** START Extracted entries **

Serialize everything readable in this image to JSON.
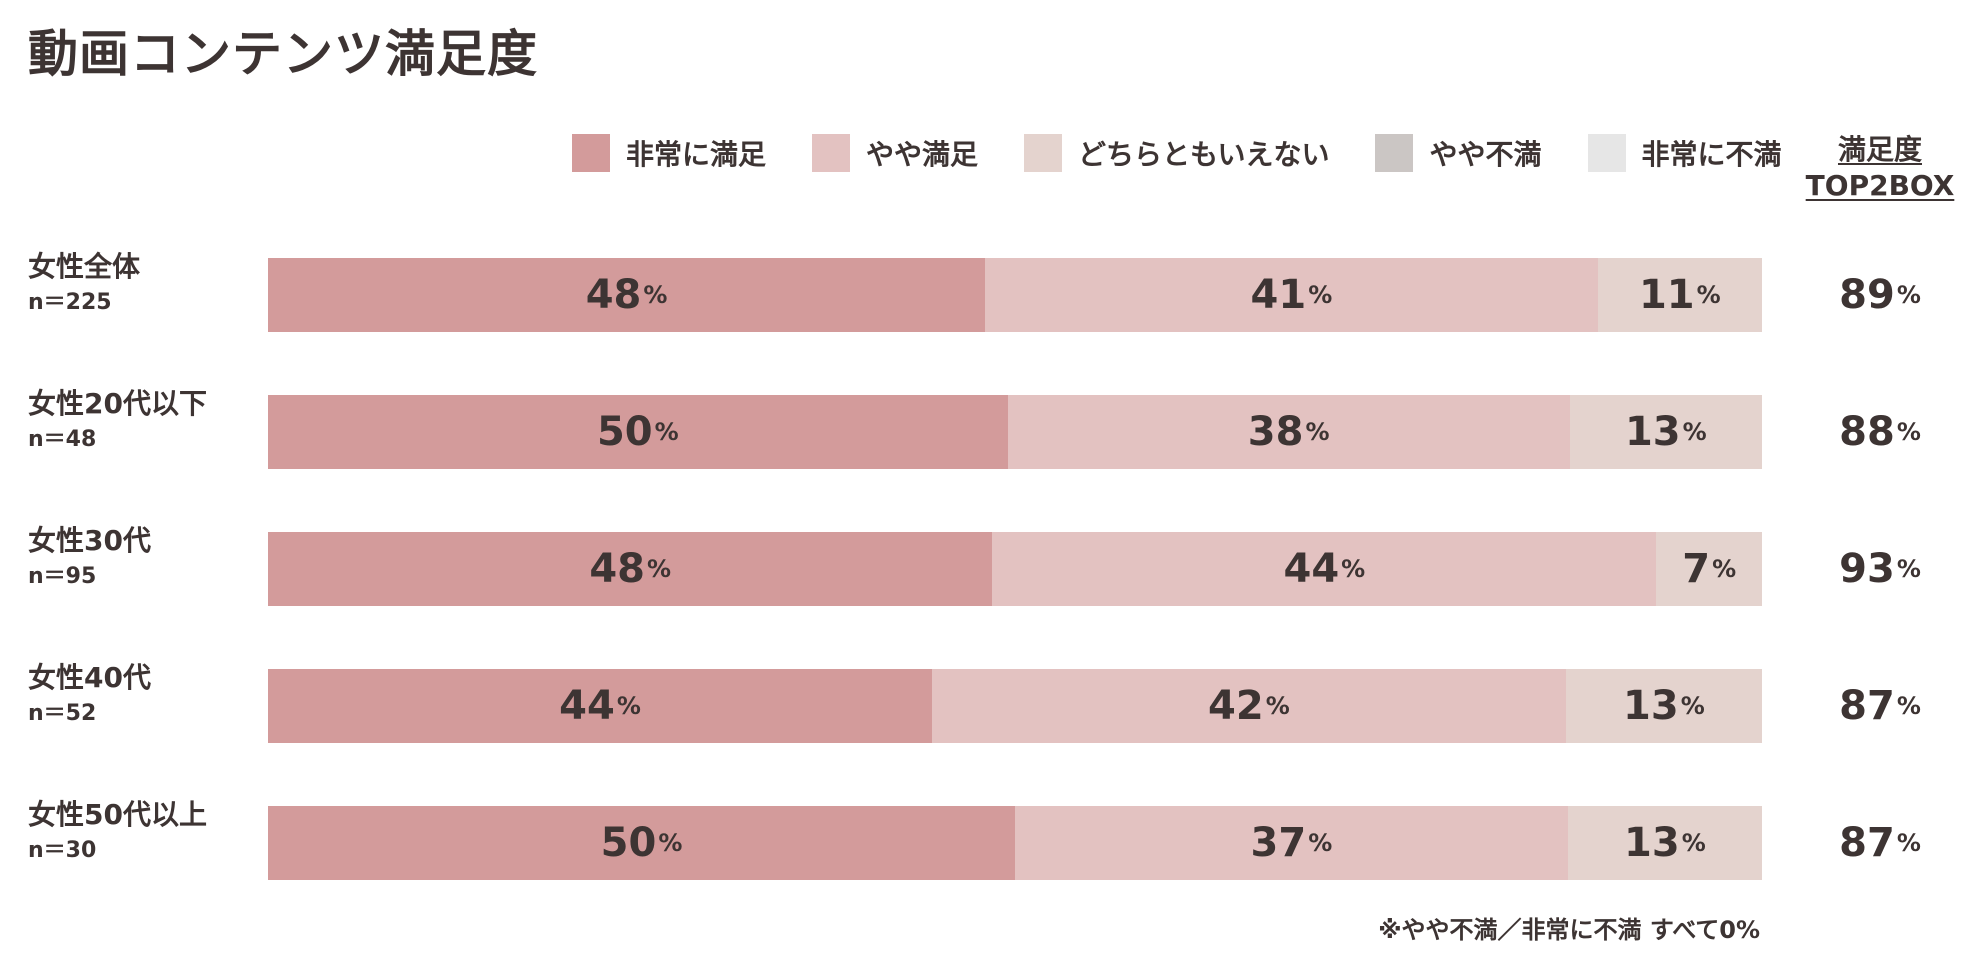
{
  "title": "動画コンテンツ満足度",
  "legend": [
    {
      "label": "非常に満足",
      "color": "#d39b9b"
    },
    {
      "label": "やや満足",
      "color": "#e3c2c1"
    },
    {
      "label": "どちらともいえない",
      "color": "#e4d3ce"
    },
    {
      "label": "やや不満",
      "color": "#cbc6c4"
    },
    {
      "label": "非常に不満",
      "color": "#e6e6e6"
    }
  ],
  "top2_header": {
    "line1": "満足度",
    "line2": "TOP2BOX"
  },
  "percent_sign": "%",
  "footnote": "※やや不満／非常に不満 すべて0%",
  "chart_data": {
    "type": "bar",
    "orientation": "horizontal",
    "stacked": true,
    "title": "動画コンテンツ満足度",
    "categories": [
      "女性全体",
      "女性20代以下",
      "女性30代",
      "女性40代",
      "女性50代以上"
    ],
    "sample_sizes": [
      "n＝225",
      "n＝48",
      "n＝95",
      "n＝52",
      "n＝30"
    ],
    "series": [
      {
        "name": "非常に満足",
        "values": [
          48,
          50,
          48,
          44,
          50
        ]
      },
      {
        "name": "やや満足",
        "values": [
          41,
          38,
          44,
          42,
          37
        ]
      },
      {
        "name": "どちらともいえない",
        "values": [
          11,
          13,
          7,
          13,
          13
        ]
      },
      {
        "name": "やや不満",
        "values": [
          0,
          0,
          0,
          0,
          0
        ]
      },
      {
        "name": "非常に不満",
        "values": [
          0,
          0,
          0,
          0,
          0
        ]
      }
    ],
    "top2box": [
      89,
      88,
      93,
      87,
      87
    ],
    "unit": "%",
    "legend_position": "top",
    "grid": false
  }
}
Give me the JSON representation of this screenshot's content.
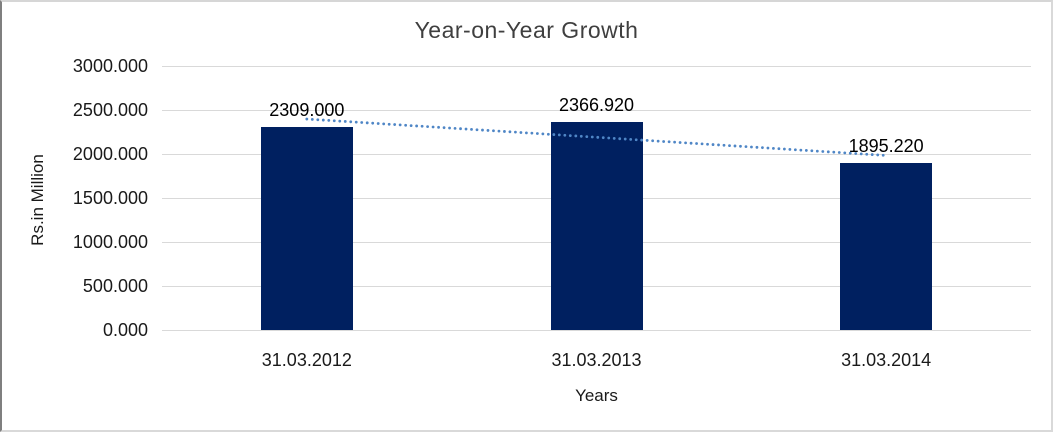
{
  "chart_data": {
    "type": "bar",
    "title": "Year-on-Year Growth",
    "xlabel": "Years",
    "ylabel": "Rs.in Million",
    "categories": [
      "31.03.2012",
      "31.03.2013",
      "31.03.2014"
    ],
    "values": [
      2309.0,
      2366.92,
      1895.22
    ],
    "data_labels": [
      "2309.000",
      "2366.920",
      "1895.220"
    ],
    "ylim": [
      0,
      3000
    ],
    "ytick_step": 500,
    "ytick_labels": [
      "0.000",
      "500.000",
      "1000.000",
      "1500.000",
      "2000.000",
      "2500.000",
      "3000.000"
    ],
    "grid": true,
    "legend_position": "none",
    "trendline": {
      "type": "linear",
      "style": "dotted",
      "color": "#4f86c6"
    },
    "colors": {
      "bar": "#002060",
      "gridline": "#d9d9d9",
      "trendline": "#4f86c6",
      "text": "#1a1a1a",
      "background": "#ffffff"
    }
  }
}
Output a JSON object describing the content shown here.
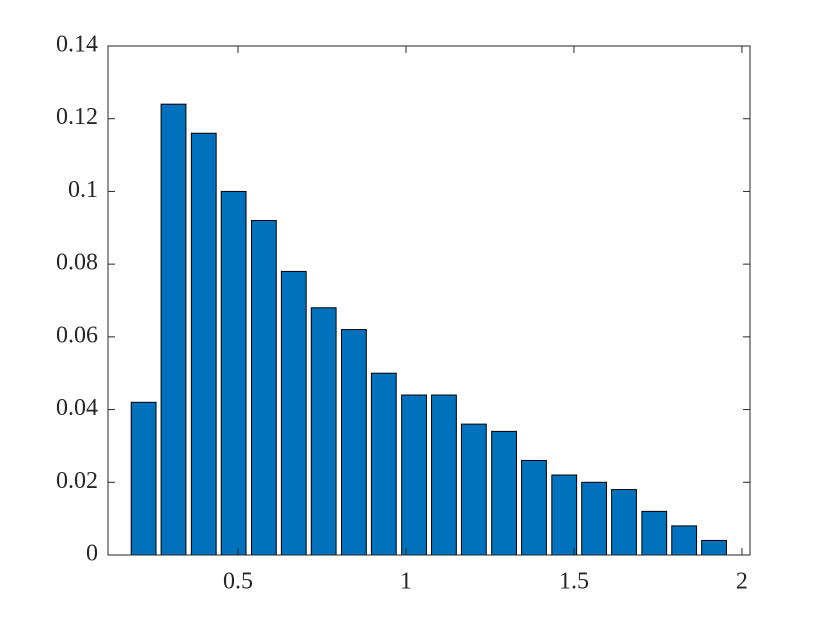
{
  "chart_data": {
    "type": "bar",
    "x": [
      0.219,
      0.308,
      0.398,
      0.487,
      0.577,
      0.666,
      0.755,
      0.845,
      0.934,
      1.024,
      1.113,
      1.202,
      1.292,
      1.381,
      1.471,
      1.56,
      1.649,
      1.739,
      1.828,
      1.917
    ],
    "values": [
      0.042,
      0.124,
      0.116,
      0.1,
      0.092,
      0.078,
      0.068,
      0.062,
      0.05,
      0.044,
      0.044,
      0.036,
      0.034,
      0.026,
      0.022,
      0.02,
      0.018,
      0.012,
      0.008,
      0.004
    ],
    "color": "#0072bd",
    "xlim": [
      0.113,
      2.024
    ],
    "xticks": [
      0.5,
      1,
      1.5,
      2
    ],
    "ylim": [
      0,
      0.14
    ],
    "yticks": [
      0,
      0.02,
      0.04,
      0.06,
      0.08,
      0.1,
      0.12,
      0.14
    ]
  }
}
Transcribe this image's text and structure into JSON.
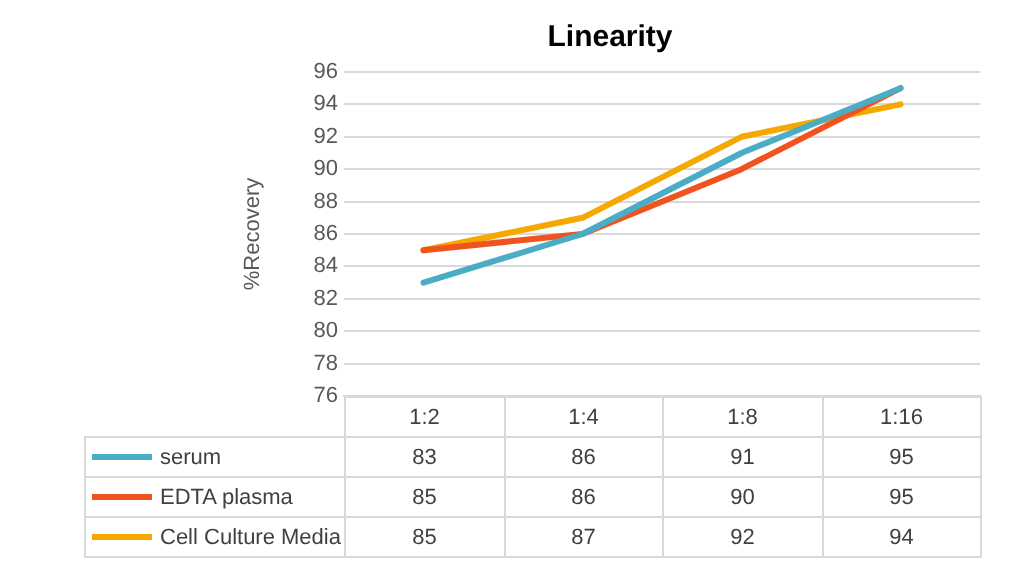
{
  "chart_data": {
    "type": "line",
    "title": "Linearity",
    "ylabel": "%Recovery",
    "categories": [
      "1:2",
      "1:4",
      "1:8",
      "1:16"
    ],
    "series": [
      {
        "name": "serum",
        "color": "#4bacc6",
        "values": [
          83,
          86,
          91,
          95
        ]
      },
      {
        "name": "EDTA plasma",
        "color": "#f0541e",
        "values": [
          85,
          86,
          90,
          95
        ]
      },
      {
        "name": "Cell Culture Media",
        "color": "#f5a800",
        "values": [
          85,
          87,
          92,
          94
        ]
      }
    ],
    "ylim": [
      76,
      96
    ],
    "yticks": [
      76,
      78,
      80,
      82,
      84,
      86,
      88,
      90,
      92,
      94,
      96
    ],
    "grid": "y",
    "legend": "bottom",
    "data_labels": true,
    "marker": "none",
    "line_style": "solid"
  }
}
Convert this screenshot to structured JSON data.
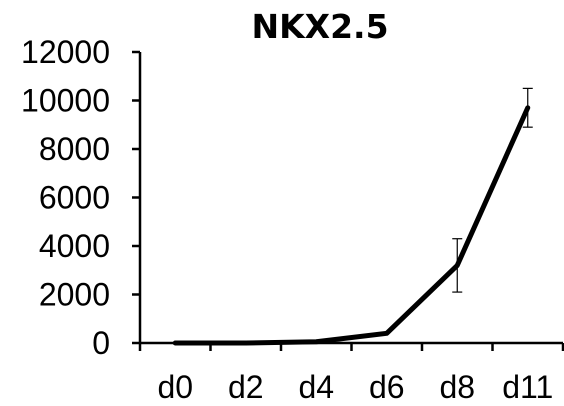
{
  "chart_data": {
    "type": "line",
    "title": "NKX2.5",
    "xlabel": "",
    "ylabel": "",
    "categories": [
      "d0",
      "d2",
      "d4",
      "d6",
      "d8",
      "d11"
    ],
    "series": [
      {
        "values": [
          0,
          0,
          50,
          400,
          3200,
          9700
        ],
        "error": [
          0,
          0,
          0,
          0,
          1100,
          800
        ]
      }
    ],
    "ylim": [
      0,
      12000
    ],
    "yticks": [
      0,
      2000,
      4000,
      6000,
      8000,
      10000,
      12000
    ],
    "ytick_labels": [
      "0",
      "2000",
      "4000",
      "6000",
      "8000",
      "10000",
      "12000"
    ],
    "grid": false,
    "legend": "none",
    "line_color": "#000000"
  }
}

** END Extracted entries **

Problem description: Transcribe the complete set of entries verbatim. No pictures belong in the copy.

Result below:
Serialize everything readable in this image to JSON.
{
  "title": "動画コンテンツ満足度",
  "legend": [
    {
      "label": "非常に満足",
      "color": "#d39b9b"
    },
    {
      "label": "やや満足",
      "color": "#e3c2c1"
    },
    {
      "label": "どちらともいえない",
      "color": "#e4d3ce"
    },
    {
      "label": "やや不満",
      "color": "#cbc6c4"
    },
    {
      "label": "非常に不満",
      "color": "#e6e6e6"
    }
  ],
  "top2_header": {
    "line1": "満足度",
    "line2": "TOP2BOX"
  },
  "percent_sign": "%",
  "footnote": "※やや不満／非常に不満 すべて0%",
  "chart_data": {
    "type": "bar",
    "orientation": "horizontal",
    "stacked": true,
    "title": "動画コンテンツ満足度",
    "categories": [
      "女性全体",
      "女性20代以下",
      "女性30代",
      "女性40代",
      "女性50代以上"
    ],
    "sample_sizes": [
      "n＝225",
      "n＝48",
      "n＝95",
      "n＝52",
      "n＝30"
    ],
    "series": [
      {
        "name": "非常に満足",
        "values": [
          48,
          50,
          48,
          44,
          50
        ]
      },
      {
        "name": "やや満足",
        "values": [
          41,
          38,
          44,
          42,
          37
        ]
      },
      {
        "name": "どちらともいえない",
        "values": [
          11,
          13,
          7,
          13,
          13
        ]
      },
      {
        "name": "やや不満",
        "values": [
          0,
          0,
          0,
          0,
          0
        ]
      },
      {
        "name": "非常に不満",
        "values": [
          0,
          0,
          0,
          0,
          0
        ]
      }
    ],
    "top2box": [
      89,
      88,
      93,
      87,
      87
    ],
    "unit": "%",
    "legend_position": "top",
    "grid": false
  }
}
Give me the JSON representation of this screenshot's content.
{
  "chart_data": {
    "type": "bar",
    "title": "Year-on-Year Growth",
    "xlabel": "Years",
    "ylabel": "Rs.in Million",
    "categories": [
      "31.03.2012",
      "31.03.2013",
      "31.03.2014"
    ],
    "values": [
      2309.0,
      2366.92,
      1895.22
    ],
    "data_labels": [
      "2309.000",
      "2366.920",
      "1895.220"
    ],
    "ylim": [
      0,
      3000
    ],
    "ytick_step": 500,
    "ytick_labels": [
      "0.000",
      "500.000",
      "1000.000",
      "1500.000",
      "2000.000",
      "2500.000",
      "3000.000"
    ],
    "grid": true,
    "legend_position": "none",
    "trendline": {
      "type": "linear",
      "style": "dotted",
      "color": "#4f86c6"
    },
    "colors": {
      "bar": "#002060",
      "gridline": "#d9d9d9",
      "trendline": "#4f86c6",
      "text": "#1a1a1a",
      "background": "#ffffff"
    }
  }
}
Output a JSON object describing the content shown here.
{
  "chart_data": {
    "type": "bar",
    "x": [
      0.219,
      0.308,
      0.398,
      0.487,
      0.577,
      0.666,
      0.755,
      0.845,
      0.934,
      1.024,
      1.113,
      1.202,
      1.292,
      1.381,
      1.471,
      1.56,
      1.649,
      1.739,
      1.828,
      1.917
    ],
    "values": [
      0.042,
      0.124,
      0.116,
      0.1,
      0.092,
      0.078,
      0.068,
      0.062,
      0.05,
      0.044,
      0.044,
      0.036,
      0.034,
      0.026,
      0.022,
      0.02,
      0.018,
      0.012,
      0.008,
      0.004
    ],
    "color": "#0072bd",
    "xlim": [
      0.113,
      2.024
    ],
    "xticks": [
      0.5,
      1,
      1.5,
      2
    ],
    "ylim": [
      0,
      0.14
    ],
    "yticks": [
      0,
      0.02,
      0.04,
      0.06,
      0.08,
      0.1,
      0.12,
      0.14
    ]
  }
}
Transcribe this image's text and structure into JSON.
{
  "chart_data": {
    "type": "line",
    "title": "Linearity",
    "ylabel": "%Recovery",
    "categories": [
      "1:2",
      "1:4",
      "1:8",
      "1:16"
    ],
    "series": [
      {
        "name": "serum",
        "color": "#4bacc6",
        "values": [
          83,
          86,
          91,
          95
        ]
      },
      {
        "name": "EDTA plasma",
        "color": "#f0541e",
        "values": [
          85,
          86,
          90,
          95
        ]
      },
      {
        "name": "Cell Culture Media",
        "color": "#f5a800",
        "values": [
          85,
          87,
          92,
          94
        ]
      }
    ],
    "ylim": [
      76,
      96
    ],
    "yticks": [
      76,
      78,
      80,
      82,
      84,
      86,
      88,
      90,
      92,
      94,
      96
    ],
    "grid": "y",
    "legend": "bottom",
    "data_labels": true,
    "marker": "none",
    "line_style": "solid"
  }
}
Convert this screenshot to structured JSON data.
{
  "chart_data": {
    "type": "line",
    "title": "NKX2.5",
    "xlabel": "",
    "ylabel": "",
    "categories": [
      "d0",
      "d2",
      "d4",
      "d6",
      "d8",
      "d11"
    ],
    "series": [
      {
        "values": [
          0,
          0,
          50,
          400,
          3200,
          9700
        ],
        "error": [
          0,
          0,
          0,
          0,
          1100,
          800
        ]
      }
    ],
    "ylim": [
      0,
      12000
    ],
    "yticks": [
      0,
      2000,
      4000,
      6000,
      8000,
      10000,
      12000
    ],
    "ytick_labels": [
      "0",
      "2000",
      "4000",
      "6000",
      "8000",
      "10000",
      "12000"
    ],
    "grid": false,
    "legend": "none",
    "line_color": "#000000"
  }
}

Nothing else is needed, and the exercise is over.